Set task: Copy all lines below exactly as written. Leave pictures out.

Data in this exercise:
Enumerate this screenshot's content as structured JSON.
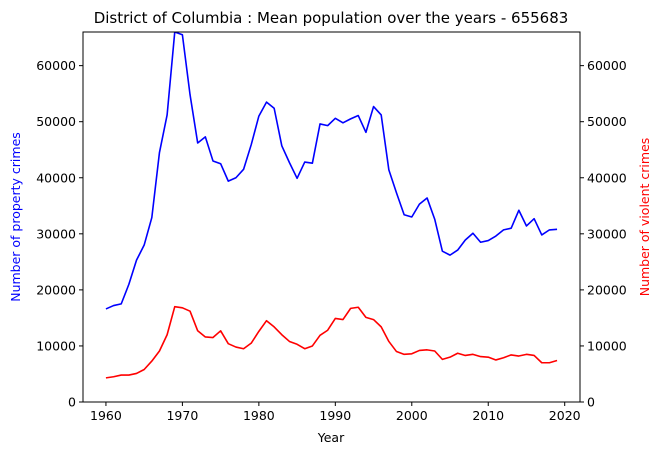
{
  "chart_data": {
    "type": "line",
    "title": "District of Columbia : Mean population over the years - 655683",
    "xlabel": "Year",
    "ylabel_left": "Number of property crimes",
    "ylabel_right": "Number of violent crimes",
    "xlim": [
      1957,
      2022
    ],
    "ylim": [
      0,
      66000
    ],
    "x_ticks": [
      1960,
      1970,
      1980,
      1990,
      2000,
      2010,
      2020
    ],
    "y_ticks": [
      0,
      10000,
      20000,
      30000,
      40000,
      50000,
      60000
    ],
    "grid": false,
    "colors": {
      "property": "#0000ff",
      "violent": "#ff0000"
    },
    "x": [
      1960,
      1961,
      1962,
      1963,
      1964,
      1965,
      1966,
      1967,
      1968,
      1969,
      1970,
      1971,
      1972,
      1973,
      1974,
      1975,
      1976,
      1977,
      1978,
      1979,
      1980,
      1981,
      1982,
      1983,
      1984,
      1985,
      1986,
      1987,
      1988,
      1989,
      1990,
      1991,
      1992,
      1993,
      1994,
      1995,
      1996,
      1997,
      1998,
      1999,
      2000,
      2001,
      2002,
      2003,
      2004,
      2005,
      2006,
      2007,
      2008,
      2009,
      2010,
      2011,
      2012,
      2013,
      2014,
      2015,
      2016,
      2017,
      2018,
      2019
    ],
    "series": [
      {
        "axis": "left",
        "values": [
          16600,
          17200,
          17500,
          21000,
          25300,
          28000,
          32900,
          44500,
          51200,
          66000,
          65500,
          54800,
          46200,
          47300,
          43000,
          42500,
          39400,
          40000,
          41500,
          45900,
          51000,
          53500,
          52400,
          45700,
          42700,
          39900,
          42800,
          42600,
          49600,
          49300,
          50600,
          49800,
          50500,
          51100,
          48100,
          52700,
          51200,
          41400,
          37300,
          33400,
          33000,
          35300,
          36400,
          32600,
          26900,
          26200,
          27100,
          28900,
          30100,
          28500,
          28800,
          29600,
          30700,
          31000,
          34200,
          31400,
          32700,
          29800,
          30700,
          30800
        ]
      },
      {
        "axis": "right",
        "values": [
          4300,
          4500,
          4800,
          4800,
          5100,
          5800,
          7300,
          9100,
          12000,
          17000,
          16800,
          16200,
          12700,
          11600,
          11500,
          12700,
          10400,
          9800,
          9500,
          10500,
          12600,
          14500,
          13400,
          12000,
          10800,
          10300,
          9500,
          10000,
          11900,
          12800,
          14900,
          14700,
          16700,
          16900,
          15100,
          14700,
          13400,
          10800,
          9000,
          8500,
          8600,
          9200,
          9300,
          9100,
          7600,
          8000,
          8700,
          8300,
          8500,
          8100,
          8000,
          7500,
          7900,
          8400,
          8200,
          8500,
          8300,
          7000,
          7000,
          7400
        ]
      }
    ]
  }
}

Result:
Enumerate this screenshot's content as structured JSON.
{
  "chart_data": {
    "type": "line",
    "title": "District of Columbia : Mean population over the years - 655683",
    "xlabel": "Year",
    "ylabel_left": "Number of property crimes",
    "ylabel_right": "Number of violent crimes",
    "xlim": [
      1957,
      2022
    ],
    "ylim": [
      0,
      66000
    ],
    "x_ticks": [
      1960,
      1970,
      1980,
      1990,
      2000,
      2010,
      2020
    ],
    "y_ticks": [
      0,
      10000,
      20000,
      30000,
      40000,
      50000,
      60000
    ],
    "grid": false,
    "colors": {
      "property": "#0000ff",
      "violent": "#ff0000"
    },
    "x": [
      1960,
      1961,
      1962,
      1963,
      1964,
      1965,
      1966,
      1967,
      1968,
      1969,
      1970,
      1971,
      1972,
      1973,
      1974,
      1975,
      1976,
      1977,
      1978,
      1979,
      1980,
      1981,
      1982,
      1983,
      1984,
      1985,
      1986,
      1987,
      1988,
      1989,
      1990,
      1991,
      1992,
      1993,
      1994,
      1995,
      1996,
      1997,
      1998,
      1999,
      2000,
      2001,
      2002,
      2003,
      2004,
      2005,
      2006,
      2007,
      2008,
      2009,
      2010,
      2011,
      2012,
      2013,
      2014,
      2015,
      2016,
      2017,
      2018,
      2019
    ],
    "series": [
      {
        "axis": "left",
        "values": [
          16600,
          17200,
          17500,
          21000,
          25300,
          28000,
          32900,
          44500,
          51200,
          66000,
          65500,
          54800,
          46200,
          47300,
          43000,
          42500,
          39400,
          40000,
          41500,
          45900,
          51000,
          53500,
          52400,
          45700,
          42700,
          39900,
          42800,
          42600,
          49600,
          49300,
          50600,
          49800,
          50500,
          51100,
          48100,
          52700,
          51200,
          41400,
          37300,
          33400,
          33000,
          35300,
          36400,
          32600,
          26900,
          26200,
          27100,
          28900,
          30100,
          28500,
          28800,
          29600,
          30700,
          31000,
          34200,
          31400,
          32700,
          29800,
          30700,
          30800
        ]
      },
      {
        "axis": "right",
        "values": [
          4300,
          4500,
          4800,
          4800,
          5100,
          5800,
          7300,
          9100,
          12000,
          17000,
          16800,
          16200,
          12700,
          11600,
          11500,
          12700,
          10400,
          9800,
          9500,
          10500,
          12600,
          14500,
          13400,
          12000,
          10800,
          10300,
          9500,
          10000,
          11900,
          12800,
          14900,
          14700,
          16700,
          16900,
          15100,
          14700,
          13400,
          10800,
          9000,
          8500,
          8600,
          9200,
          9300,
          9100,
          7600,
          8000,
          8700,
          8300,
          8500,
          8100,
          8000,
          7500,
          7900,
          8400,
          8200,
          8500,
          8300,
          7000,
          7000,
          7400
        ]
      }
    ]
  }
}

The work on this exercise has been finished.